▶ _PROBLEM TO WORK ON_:
Reproduce the following material exactly, including every line.
--- Start SUPPLIED RECORDS ---
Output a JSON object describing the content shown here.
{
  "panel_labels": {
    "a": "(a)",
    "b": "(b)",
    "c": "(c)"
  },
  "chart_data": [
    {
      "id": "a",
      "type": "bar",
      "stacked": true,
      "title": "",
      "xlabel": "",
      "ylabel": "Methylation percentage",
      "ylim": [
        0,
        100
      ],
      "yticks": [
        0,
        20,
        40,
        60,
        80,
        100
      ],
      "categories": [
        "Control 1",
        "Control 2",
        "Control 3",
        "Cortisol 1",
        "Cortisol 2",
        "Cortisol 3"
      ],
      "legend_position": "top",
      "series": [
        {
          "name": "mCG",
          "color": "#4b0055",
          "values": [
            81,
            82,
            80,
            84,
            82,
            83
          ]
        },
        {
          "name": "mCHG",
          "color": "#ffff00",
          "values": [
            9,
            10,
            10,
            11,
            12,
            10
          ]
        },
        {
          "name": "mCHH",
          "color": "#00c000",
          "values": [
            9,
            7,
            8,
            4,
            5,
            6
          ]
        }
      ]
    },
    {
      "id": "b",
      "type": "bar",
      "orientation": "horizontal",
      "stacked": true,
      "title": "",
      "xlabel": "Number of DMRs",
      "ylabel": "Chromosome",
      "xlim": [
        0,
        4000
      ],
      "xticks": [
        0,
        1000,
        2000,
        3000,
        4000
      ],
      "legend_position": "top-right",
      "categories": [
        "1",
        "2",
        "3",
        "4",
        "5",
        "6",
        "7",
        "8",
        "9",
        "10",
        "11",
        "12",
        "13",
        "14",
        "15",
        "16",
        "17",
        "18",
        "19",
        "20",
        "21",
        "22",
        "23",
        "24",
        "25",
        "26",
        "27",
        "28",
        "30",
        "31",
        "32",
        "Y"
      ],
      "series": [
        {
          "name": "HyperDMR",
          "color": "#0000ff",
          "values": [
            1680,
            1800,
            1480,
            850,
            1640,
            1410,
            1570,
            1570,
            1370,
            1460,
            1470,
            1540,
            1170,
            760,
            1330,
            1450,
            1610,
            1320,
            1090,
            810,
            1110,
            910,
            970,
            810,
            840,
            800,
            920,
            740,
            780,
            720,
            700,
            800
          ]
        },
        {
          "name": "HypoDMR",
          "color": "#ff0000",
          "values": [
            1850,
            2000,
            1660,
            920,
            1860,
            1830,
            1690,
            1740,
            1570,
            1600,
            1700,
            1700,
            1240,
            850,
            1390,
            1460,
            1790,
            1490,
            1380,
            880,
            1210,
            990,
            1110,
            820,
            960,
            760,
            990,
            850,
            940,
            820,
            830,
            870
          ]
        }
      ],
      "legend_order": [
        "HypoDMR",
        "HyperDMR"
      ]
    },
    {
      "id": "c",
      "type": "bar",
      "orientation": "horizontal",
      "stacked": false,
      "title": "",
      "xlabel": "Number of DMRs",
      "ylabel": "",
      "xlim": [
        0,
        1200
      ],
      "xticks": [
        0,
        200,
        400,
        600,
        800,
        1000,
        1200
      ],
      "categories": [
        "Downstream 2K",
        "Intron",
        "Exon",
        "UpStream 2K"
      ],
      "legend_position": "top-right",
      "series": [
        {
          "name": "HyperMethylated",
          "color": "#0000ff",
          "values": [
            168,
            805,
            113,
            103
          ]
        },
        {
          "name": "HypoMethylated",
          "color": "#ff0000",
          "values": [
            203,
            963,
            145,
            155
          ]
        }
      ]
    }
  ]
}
--- End SUPPLIED RECORDS ---
▶ _FULL OUTPUT_:
Output a JSON object describing the content shown here.
{
  "panel_labels": {
    "a": "(a)",
    "b": "(b)",
    "c": "(c)"
  },
  "chart_data": [
    {
      "id": "a",
      "type": "bar",
      "stacked": true,
      "title": "",
      "xlabel": "",
      "ylabel": "Methylation percentage",
      "ylim": [
        0,
        100
      ],
      "yticks": [
        0,
        20,
        40,
        60,
        80,
        100
      ],
      "categories": [
        "Control 1",
        "Control 2",
        "Control 3",
        "Cortisol 1",
        "Cortisol 2",
        "Cortisol 3"
      ],
      "legend_position": "top",
      "series": [
        {
          "name": "mCG",
          "color": "#4b0055",
          "values": [
            81,
            82,
            80,
            84,
            82,
            83
          ]
        },
        {
          "name": "mCHG",
          "color": "#ffff00",
          "values": [
            9,
            10,
            10,
            11,
            12,
            10
          ]
        },
        {
          "name": "mCHH",
          "color": "#00c000",
          "values": [
            9,
            7,
            8,
            4,
            5,
            6
          ]
        }
      ]
    },
    {
      "id": "b",
      "type": "bar",
      "orientation": "horizontal",
      "stacked": true,
      "title": "",
      "xlabel": "Number of DMRs",
      "ylabel": "Chromosome",
      "xlim": [
        0,
        4000
      ],
      "xticks": [
        0,
        1000,
        2000,
        3000,
        4000
      ],
      "legend_position": "top-right",
      "categories": [
        "1",
        "2",
        "3",
        "4",
        "5",
        "6",
        "7",
        "8",
        "9",
        "10",
        "11",
        "12",
        "13",
        "14",
        "15",
        "16",
        "17",
        "18",
        "19",
        "20",
        "21",
        "22",
        "23",
        "24",
        "25",
        "26",
        "27",
        "28",
        "30",
        "31",
        "32",
        "Y"
      ],
      "series": [
        {
          "name": "HyperDMR",
          "color": "#0000ff",
          "values": [
            1680,
            1800,
            1480,
            850,
            1640,
            1410,
            1570,
            1570,
            1370,
            1460,
            1470,
            1540,
            1170,
            760,
            1330,
            1450,
            1610,
            1320,
            1090,
            810,
            1110,
            910,
            970,
            810,
            840,
            800,
            920,
            740,
            780,
            720,
            700,
            800
          ]
        },
        {
          "name": "HypoDMR",
          "color": "#ff0000",
          "values": [
            1850,
            2000,
            1660,
            920,
            1860,
            1830,
            1690,
            1740,
            1570,
            1600,
            1700,
            1700,
            1240,
            850,
            1390,
            1460,
            1790,
            1490,
            1380,
            880,
            1210,
            990,
            1110,
            820,
            960,
            760,
            990,
            850,
            940,
            820,
            830,
            870
          ]
        }
      ],
      "legend_order": [
        "HypoDMR",
        "HyperDMR"
      ]
    },
    {
      "id": "c",
      "type": "bar",
      "orientation": "horizontal",
      "stacked": false,
      "title": "",
      "xlabel": "Number of DMRs",
      "ylabel": "",
      "xlim": [
        0,
        1200
      ],
      "xticks": [
        0,
        200,
        400,
        600,
        800,
        1000,
        1200
      ],
      "categories": [
        "Downstream 2K",
        "Intron",
        "Exon",
        "UpStream 2K"
      ],
      "legend_position": "top-right",
      "series": [
        {
          "name": "HyperMethylated",
          "color": "#0000ff",
          "values": [
            168,
            805,
            113,
            103
          ]
        },
        {
          "name": "HypoMethylated",
          "color": "#ff0000",
          "values": [
            203,
            963,
            145,
            155
          ]
        }
      ]
    }
  ]
}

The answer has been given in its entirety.